BRIEF: Reproduce the records below exactly, leaving out any pictures.

══ DATA SHOWN ══

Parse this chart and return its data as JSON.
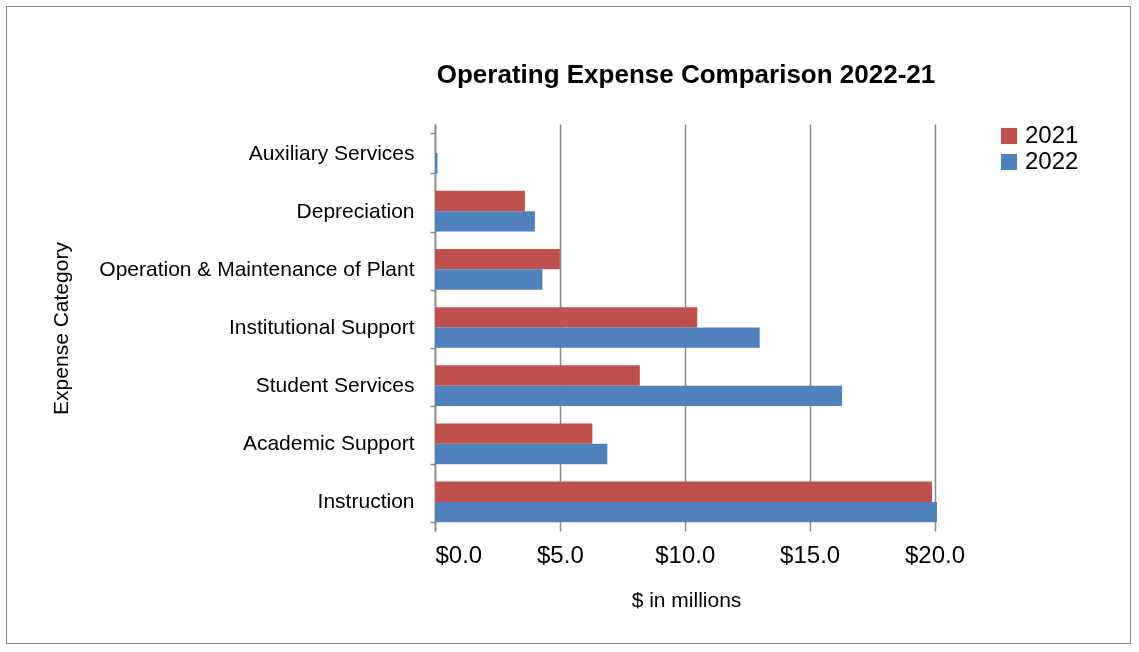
{
  "chart_data": {
    "type": "bar",
    "orientation": "horizontal",
    "title": "Operating Expense Comparison 2022-21",
    "xlabel": "$ in millions",
    "ylabel": "Expense Category",
    "categories": [
      "Auxiliary Services",
      "Depreciation",
      "Operation & Maintenance of Plant",
      "Institutional Support",
      "Student Services",
      "Academic Support",
      "Instruction"
    ],
    "series": [
      {
        "name": "2021",
        "color": "#c0504d",
        "values": [
          null,
          3.6,
          5.0,
          10.5,
          8.2,
          6.3,
          19.9
        ]
      },
      {
        "name": "2022",
        "color": "#4f81bd",
        "values": [
          0.1,
          4.0,
          4.3,
          13.0,
          16.3,
          6.9,
          20.1
        ]
      }
    ],
    "xlim": [
      0,
      20.1
    ],
    "xticks": [
      {
        "value": 0,
        "label": "$0.0"
      },
      {
        "value": 5,
        "label": "$5.0"
      },
      {
        "value": 10,
        "label": "$10.0"
      },
      {
        "value": 15,
        "label": "$15.0"
      },
      {
        "value": 20,
        "label": "$20.0"
      }
    ],
    "grid": "x",
    "legend": "right"
  }
}
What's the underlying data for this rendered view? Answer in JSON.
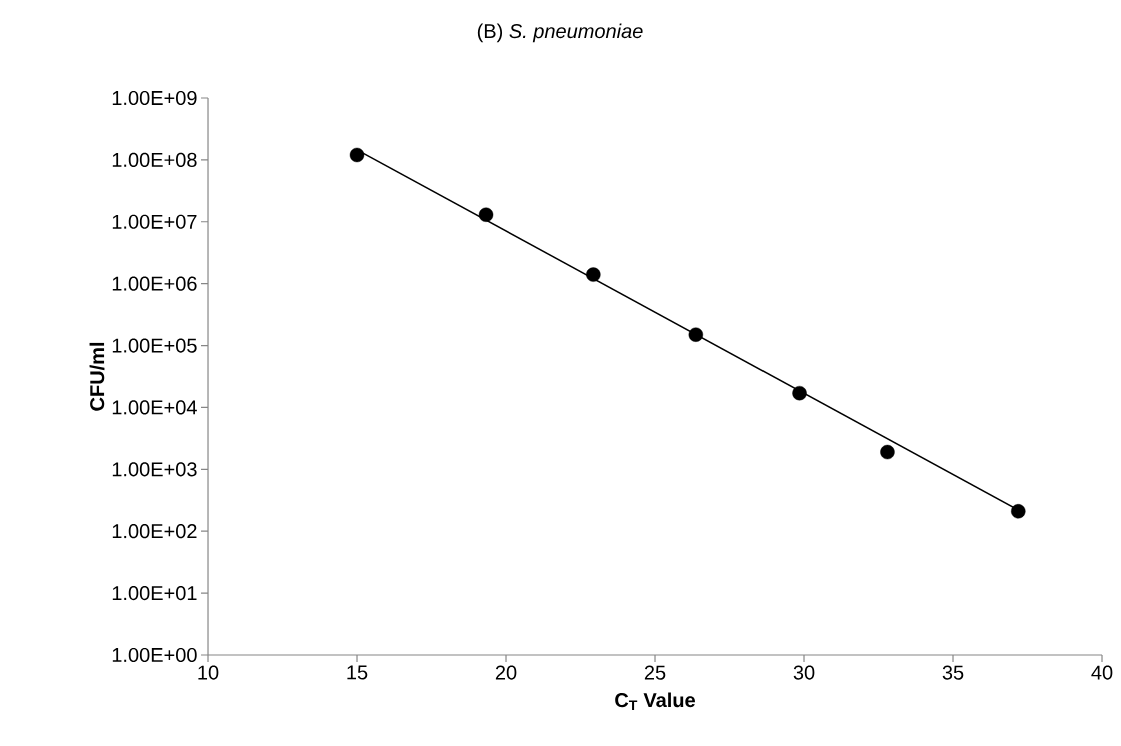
{
  "chart_data": {
    "type": "scatter",
    "title": "(B)    *S. pneumoniae*",
    "xlabel": "C$_{T}$ Value",
    "ylabel": "CFU/ml",
    "x": [
      15.0,
      19.33,
      22.93,
      26.37,
      29.85,
      32.8,
      37.19
    ],
    "series": [
      {
        "color": "#000000",
        "marker": "circle",
        "values": [
          120000000.0,
          13000000.0,
          1400000.0,
          150000.0,
          17000.0,
          1900.0,
          210.0
        ]
      },
      {
        "type": "line",
        "color": "#000000",
        "marker": "none",
        "x": [
          15.0,
          37.19
        ],
        "values": [
          145000000.0,
          220.0
        ]
      }
    ],
    "log": "y",
    "grid": false,
    "xlim": [
      10,
      40
    ],
    "xticks": [
      10,
      15,
      20,
      25,
      30,
      35,
      40
    ],
    "ylim": [
      1,
      1000000000.0
    ],
    "yticks": [
      {
        "value": 1,
        "label": "1.00E+00"
      },
      {
        "value": 10,
        "label": "1.00E+01"
      },
      {
        "value": 100,
        "label": "1.00E+02"
      },
      {
        "value": 1000,
        "label": "1.00E+03"
      },
      {
        "value": 10000,
        "label": "1.00E+04"
      },
      {
        "value": 100000,
        "label": "1.00E+05"
      },
      {
        "value": 1000000,
        "label": "1.00E+06"
      },
      {
        "value": 10000000,
        "label": "1.00E+07"
      },
      {
        "value": 100000000,
        "label": "1.00E+08"
      },
      {
        "value": 1000000000,
        "label": "1.00E+09"
      }
    ]
  }
}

═══

SOLUTION TO THIS PROBLEM:
Parse this chart and return its data as JSON.
{
  "chart_data": {
    "type": "bar",
    "orientation": "horizontal",
    "title": "Operating Expense Comparison 2022-21",
    "xlabel": "$ in millions",
    "ylabel": "Expense Category",
    "categories": [
      "Auxiliary Services",
      "Depreciation",
      "Operation & Maintenance of Plant",
      "Institutional Support",
      "Student Services",
      "Academic Support",
      "Instruction"
    ],
    "series": [
      {
        "name": "2021",
        "color": "#c0504d",
        "values": [
          null,
          3.6,
          5.0,
          10.5,
          8.2,
          6.3,
          19.9
        ]
      },
      {
        "name": "2022",
        "color": "#4f81bd",
        "values": [
          0.1,
          4.0,
          4.3,
          13.0,
          16.3,
          6.9,
          20.1
        ]
      }
    ],
    "xlim": [
      0,
      20.1
    ],
    "xticks": [
      {
        "value": 0,
        "label": "$0.0"
      },
      {
        "value": 5,
        "label": "$5.0"
      },
      {
        "value": 10,
        "label": "$10.0"
      },
      {
        "value": 15,
        "label": "$15.0"
      },
      {
        "value": 20,
        "label": "$20.0"
      }
    ],
    "grid": "x",
    "legend": "right"
  }
}
What's the underlying data for this rendered view? Answer in JSON.
{
  "chart_data": {
    "type": "scatter",
    "title": "(B)    *S. pneumoniae*",
    "xlabel": "C$_{T}$ Value",
    "ylabel": "CFU/ml",
    "x": [
      15.0,
      19.33,
      22.93,
      26.37,
      29.85,
      32.8,
      37.19
    ],
    "series": [
      {
        "color": "#000000",
        "marker": "circle",
        "values": [
          120000000.0,
          13000000.0,
          1400000.0,
          150000.0,
          17000.0,
          1900.0,
          210.0
        ]
      },
      {
        "type": "line",
        "color": "#000000",
        "marker": "none",
        "x": [
          15.0,
          37.19
        ],
        "values": [
          145000000.0,
          220.0
        ]
      }
    ],
    "log": "y",
    "grid": false,
    "xlim": [
      10,
      40
    ],
    "xticks": [
      10,
      15,
      20,
      25,
      30,
      35,
      40
    ],
    "ylim": [
      1,
      1000000000.0
    ],
    "yticks": [
      {
        "value": 1,
        "label": "1.00E+00"
      },
      {
        "value": 10,
        "label": "1.00E+01"
      },
      {
        "value": 100,
        "label": "1.00E+02"
      },
      {
        "value": 1000,
        "label": "1.00E+03"
      },
      {
        "value": 10000,
        "label": "1.00E+04"
      },
      {
        "value": 100000,
        "label": "1.00E+05"
      },
      {
        "value": 1000000,
        "label": "1.00E+06"
      },
      {
        "value": 10000000,
        "label": "1.00E+07"
      },
      {
        "value": 100000000,
        "label": "1.00E+08"
      },
      {
        "value": 1000000000,
        "label": "1.00E+09"
      }
    ]
  }
}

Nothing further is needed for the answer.